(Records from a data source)
◆ ◆ ◆ ◆

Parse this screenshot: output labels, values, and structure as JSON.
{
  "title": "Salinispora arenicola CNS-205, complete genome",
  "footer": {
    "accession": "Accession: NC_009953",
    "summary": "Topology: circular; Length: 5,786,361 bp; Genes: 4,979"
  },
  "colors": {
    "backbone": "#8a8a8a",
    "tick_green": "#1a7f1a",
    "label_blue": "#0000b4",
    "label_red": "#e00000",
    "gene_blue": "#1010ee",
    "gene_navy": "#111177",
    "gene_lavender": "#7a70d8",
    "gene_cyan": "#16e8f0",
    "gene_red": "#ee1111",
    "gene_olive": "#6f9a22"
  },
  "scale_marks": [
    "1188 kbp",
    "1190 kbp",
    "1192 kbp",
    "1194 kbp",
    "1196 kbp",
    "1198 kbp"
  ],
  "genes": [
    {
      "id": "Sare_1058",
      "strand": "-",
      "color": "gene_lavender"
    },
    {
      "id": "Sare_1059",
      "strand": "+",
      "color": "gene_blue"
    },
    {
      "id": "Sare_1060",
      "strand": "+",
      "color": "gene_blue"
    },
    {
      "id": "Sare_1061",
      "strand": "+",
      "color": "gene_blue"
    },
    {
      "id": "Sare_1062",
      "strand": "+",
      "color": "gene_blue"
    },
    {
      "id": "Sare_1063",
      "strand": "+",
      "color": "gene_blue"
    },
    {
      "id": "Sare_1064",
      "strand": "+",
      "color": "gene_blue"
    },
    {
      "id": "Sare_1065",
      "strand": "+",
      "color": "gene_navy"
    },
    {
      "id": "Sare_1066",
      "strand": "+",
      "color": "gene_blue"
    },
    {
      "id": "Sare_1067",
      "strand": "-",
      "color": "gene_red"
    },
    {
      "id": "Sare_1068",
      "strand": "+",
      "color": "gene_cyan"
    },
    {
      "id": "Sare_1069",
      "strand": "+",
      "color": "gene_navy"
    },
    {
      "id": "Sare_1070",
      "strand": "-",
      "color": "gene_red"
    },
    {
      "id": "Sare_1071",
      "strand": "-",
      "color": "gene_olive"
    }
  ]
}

◆ ◆ ◆ ◆

ABOUT THIS EXERCISE:
Every line above should be output exactly as it stands.

OUTPUT OF THE EXERCISE:
Parse this screenshot: output labels, values, and structure as JSON.
{
  "title": "Salinispora arenicola CNS-205, complete genome",
  "footer": {
    "accession": "Accession: NC_009953",
    "summary": "Topology: circular; Length: 5,786,361 bp; Genes: 4,979"
  },
  "colors": {
    "backbone": "#8a8a8a",
    "tick_green": "#1a7f1a",
    "label_blue": "#0000b4",
    "label_red": "#e00000",
    "gene_blue": "#1010ee",
    "gene_navy": "#111177",
    "gene_lavender": "#7a70d8",
    "gene_cyan": "#16e8f0",
    "gene_red": "#ee1111",
    "gene_olive": "#6f9a22"
  },
  "scale_marks": [
    "1188 kbp",
    "1190 kbp",
    "1192 kbp",
    "1194 kbp",
    "1196 kbp",
    "1198 kbp"
  ],
  "genes": [
    {
      "id": "Sare_1058",
      "strand": "-",
      "color": "gene_lavender"
    },
    {
      "id": "Sare_1059",
      "strand": "+",
      "color": "gene_blue"
    },
    {
      "id": "Sare_1060",
      "strand": "+",
      "color": "gene_blue"
    },
    {
      "id": "Sare_1061",
      "strand": "+",
      "color": "gene_blue"
    },
    {
      "id": "Sare_1062",
      "strand": "+",
      "color": "gene_blue"
    },
    {
      "id": "Sare_1063",
      "strand": "+",
      "color": "gene_blue"
    },
    {
      "id": "Sare_1064",
      "strand": "+",
      "color": "gene_blue"
    },
    {
      "id": "Sare_1065",
      "strand": "+",
      "color": "gene_navy"
    },
    {
      "id": "Sare_1066",
      "strand": "+",
      "color": "gene_blue"
    },
    {
      "id": "Sare_1067",
      "strand": "-",
      "color": "gene_red"
    },
    {
      "id": "Sare_1068",
      "strand": "+",
      "color": "gene_cyan"
    },
    {
      "id": "Sare_1069",
      "strand": "+",
      "color": "gene_navy"
    },
    {
      "id": "Sare_1070",
      "strand": "-",
      "color": "gene_red"
    },
    {
      "id": "Sare_1071",
      "strand": "-",
      "color": "gene_olive"
    }
  ]
}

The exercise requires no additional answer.